/---

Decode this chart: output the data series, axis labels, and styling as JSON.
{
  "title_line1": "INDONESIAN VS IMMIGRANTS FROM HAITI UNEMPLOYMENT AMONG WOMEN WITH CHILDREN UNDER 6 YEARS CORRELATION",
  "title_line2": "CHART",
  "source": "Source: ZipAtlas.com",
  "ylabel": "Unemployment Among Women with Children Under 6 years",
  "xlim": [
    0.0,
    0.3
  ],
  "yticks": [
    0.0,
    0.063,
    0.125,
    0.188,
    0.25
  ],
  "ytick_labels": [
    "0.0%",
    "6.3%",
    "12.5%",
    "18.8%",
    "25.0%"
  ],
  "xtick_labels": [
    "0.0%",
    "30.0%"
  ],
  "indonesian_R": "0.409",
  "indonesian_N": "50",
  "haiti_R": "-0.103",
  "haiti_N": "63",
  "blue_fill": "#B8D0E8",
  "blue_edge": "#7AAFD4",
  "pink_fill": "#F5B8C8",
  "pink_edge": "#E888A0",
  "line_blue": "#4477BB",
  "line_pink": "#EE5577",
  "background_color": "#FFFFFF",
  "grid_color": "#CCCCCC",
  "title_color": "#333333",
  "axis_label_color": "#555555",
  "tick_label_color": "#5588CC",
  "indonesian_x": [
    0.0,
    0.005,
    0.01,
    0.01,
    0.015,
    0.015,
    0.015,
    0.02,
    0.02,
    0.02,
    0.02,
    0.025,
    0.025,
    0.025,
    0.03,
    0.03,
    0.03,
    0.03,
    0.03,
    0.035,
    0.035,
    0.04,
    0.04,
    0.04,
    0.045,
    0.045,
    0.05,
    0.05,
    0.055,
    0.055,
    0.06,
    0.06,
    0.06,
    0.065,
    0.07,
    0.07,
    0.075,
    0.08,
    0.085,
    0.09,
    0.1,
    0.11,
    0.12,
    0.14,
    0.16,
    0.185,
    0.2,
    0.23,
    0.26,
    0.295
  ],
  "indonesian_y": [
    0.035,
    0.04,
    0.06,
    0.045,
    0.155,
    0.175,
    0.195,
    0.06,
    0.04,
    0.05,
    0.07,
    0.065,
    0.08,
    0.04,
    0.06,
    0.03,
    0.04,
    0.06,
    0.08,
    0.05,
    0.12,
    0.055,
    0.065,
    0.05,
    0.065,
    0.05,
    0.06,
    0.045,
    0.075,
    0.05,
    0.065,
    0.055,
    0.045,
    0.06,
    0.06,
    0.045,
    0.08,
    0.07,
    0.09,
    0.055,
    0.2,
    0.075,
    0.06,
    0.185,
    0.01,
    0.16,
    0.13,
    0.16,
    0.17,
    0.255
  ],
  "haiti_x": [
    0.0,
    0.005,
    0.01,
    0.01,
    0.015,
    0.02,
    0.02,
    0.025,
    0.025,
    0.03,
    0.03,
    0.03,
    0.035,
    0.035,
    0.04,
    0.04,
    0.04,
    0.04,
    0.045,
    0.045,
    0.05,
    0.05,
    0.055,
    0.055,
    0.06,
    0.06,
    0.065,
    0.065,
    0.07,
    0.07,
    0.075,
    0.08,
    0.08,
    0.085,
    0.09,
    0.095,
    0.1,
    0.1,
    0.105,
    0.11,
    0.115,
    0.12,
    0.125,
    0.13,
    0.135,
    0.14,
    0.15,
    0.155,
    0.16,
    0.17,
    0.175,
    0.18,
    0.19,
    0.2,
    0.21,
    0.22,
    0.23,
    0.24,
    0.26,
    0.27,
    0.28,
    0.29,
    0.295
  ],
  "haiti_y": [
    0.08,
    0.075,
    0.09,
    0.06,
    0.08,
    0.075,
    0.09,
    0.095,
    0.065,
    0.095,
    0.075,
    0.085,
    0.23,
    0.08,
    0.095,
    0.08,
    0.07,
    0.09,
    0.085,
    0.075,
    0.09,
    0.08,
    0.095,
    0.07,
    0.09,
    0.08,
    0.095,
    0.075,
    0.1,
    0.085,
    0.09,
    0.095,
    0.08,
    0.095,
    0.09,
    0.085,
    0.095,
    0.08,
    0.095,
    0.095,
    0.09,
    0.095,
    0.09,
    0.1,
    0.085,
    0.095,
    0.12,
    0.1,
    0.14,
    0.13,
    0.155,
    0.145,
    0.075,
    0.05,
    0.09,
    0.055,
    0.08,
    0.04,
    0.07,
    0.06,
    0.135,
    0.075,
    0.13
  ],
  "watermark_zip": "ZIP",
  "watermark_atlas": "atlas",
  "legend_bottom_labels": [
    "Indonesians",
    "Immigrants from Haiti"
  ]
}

\---

_Written problem_.
Reproduce each record shown above without altering a single word.

_Completed exercise_.
Decode this chart: output the data series, axis labels, and styling as JSON.
{
  "title_line1": "INDONESIAN VS IMMIGRANTS FROM HAITI UNEMPLOYMENT AMONG WOMEN WITH CHILDREN UNDER 6 YEARS CORRELATION",
  "title_line2": "CHART",
  "source": "Source: ZipAtlas.com",
  "ylabel": "Unemployment Among Women with Children Under 6 years",
  "xlim": [
    0.0,
    0.3
  ],
  "yticks": [
    0.0,
    0.063,
    0.125,
    0.188,
    0.25
  ],
  "ytick_labels": [
    "0.0%",
    "6.3%",
    "12.5%",
    "18.8%",
    "25.0%"
  ],
  "xtick_labels": [
    "0.0%",
    "30.0%"
  ],
  "indonesian_R": "0.409",
  "indonesian_N": "50",
  "haiti_R": "-0.103",
  "haiti_N": "63",
  "blue_fill": "#B8D0E8",
  "blue_edge": "#7AAFD4",
  "pink_fill": "#F5B8C8",
  "pink_edge": "#E888A0",
  "line_blue": "#4477BB",
  "line_pink": "#EE5577",
  "background_color": "#FFFFFF",
  "grid_color": "#CCCCCC",
  "title_color": "#333333",
  "axis_label_color": "#555555",
  "tick_label_color": "#5588CC",
  "indonesian_x": [
    0.0,
    0.005,
    0.01,
    0.01,
    0.015,
    0.015,
    0.015,
    0.02,
    0.02,
    0.02,
    0.02,
    0.025,
    0.025,
    0.025,
    0.03,
    0.03,
    0.03,
    0.03,
    0.03,
    0.035,
    0.035,
    0.04,
    0.04,
    0.04,
    0.045,
    0.045,
    0.05,
    0.05,
    0.055,
    0.055,
    0.06,
    0.06,
    0.06,
    0.065,
    0.07,
    0.07,
    0.075,
    0.08,
    0.085,
    0.09,
    0.1,
    0.11,
    0.12,
    0.14,
    0.16,
    0.185,
    0.2,
    0.23,
    0.26,
    0.295
  ],
  "indonesian_y": [
    0.035,
    0.04,
    0.06,
    0.045,
    0.155,
    0.175,
    0.195,
    0.06,
    0.04,
    0.05,
    0.07,
    0.065,
    0.08,
    0.04,
    0.06,
    0.03,
    0.04,
    0.06,
    0.08,
    0.05,
    0.12,
    0.055,
    0.065,
    0.05,
    0.065,
    0.05,
    0.06,
    0.045,
    0.075,
    0.05,
    0.065,
    0.055,
    0.045,
    0.06,
    0.06,
    0.045,
    0.08,
    0.07,
    0.09,
    0.055,
    0.2,
    0.075,
    0.06,
    0.185,
    0.01,
    0.16,
    0.13,
    0.16,
    0.17,
    0.255
  ],
  "haiti_x": [
    0.0,
    0.005,
    0.01,
    0.01,
    0.015,
    0.02,
    0.02,
    0.025,
    0.025,
    0.03,
    0.03,
    0.03,
    0.035,
    0.035,
    0.04,
    0.04,
    0.04,
    0.04,
    0.045,
    0.045,
    0.05,
    0.05,
    0.055,
    0.055,
    0.06,
    0.06,
    0.065,
    0.065,
    0.07,
    0.07,
    0.075,
    0.08,
    0.08,
    0.085,
    0.09,
    0.095,
    0.1,
    0.1,
    0.105,
    0.11,
    0.115,
    0.12,
    0.125,
    0.13,
    0.135,
    0.14,
    0.15,
    0.155,
    0.16,
    0.17,
    0.175,
    0.18,
    0.19,
    0.2,
    0.21,
    0.22,
    0.23,
    0.24,
    0.26,
    0.27,
    0.28,
    0.29,
    0.295
  ],
  "haiti_y": [
    0.08,
    0.075,
    0.09,
    0.06,
    0.08,
    0.075,
    0.09,
    0.095,
    0.065,
    0.095,
    0.075,
    0.085,
    0.23,
    0.08,
    0.095,
    0.08,
    0.07,
    0.09,
    0.085,
    0.075,
    0.09,
    0.08,
    0.095,
    0.07,
    0.09,
    0.08,
    0.095,
    0.075,
    0.1,
    0.085,
    0.09,
    0.095,
    0.08,
    0.095,
    0.09,
    0.085,
    0.095,
    0.08,
    0.095,
    0.095,
    0.09,
    0.095,
    0.09,
    0.1,
    0.085,
    0.095,
    0.12,
    0.1,
    0.14,
    0.13,
    0.155,
    0.145,
    0.075,
    0.05,
    0.09,
    0.055,
    0.08,
    0.04,
    0.07,
    0.06,
    0.135,
    0.075,
    0.13
  ],
  "watermark_zip": "ZIP",
  "watermark_atlas": "atlas",
  "legend_bottom_labels": [
    "Indonesians",
    "Immigrants from Haiti"
  ]
}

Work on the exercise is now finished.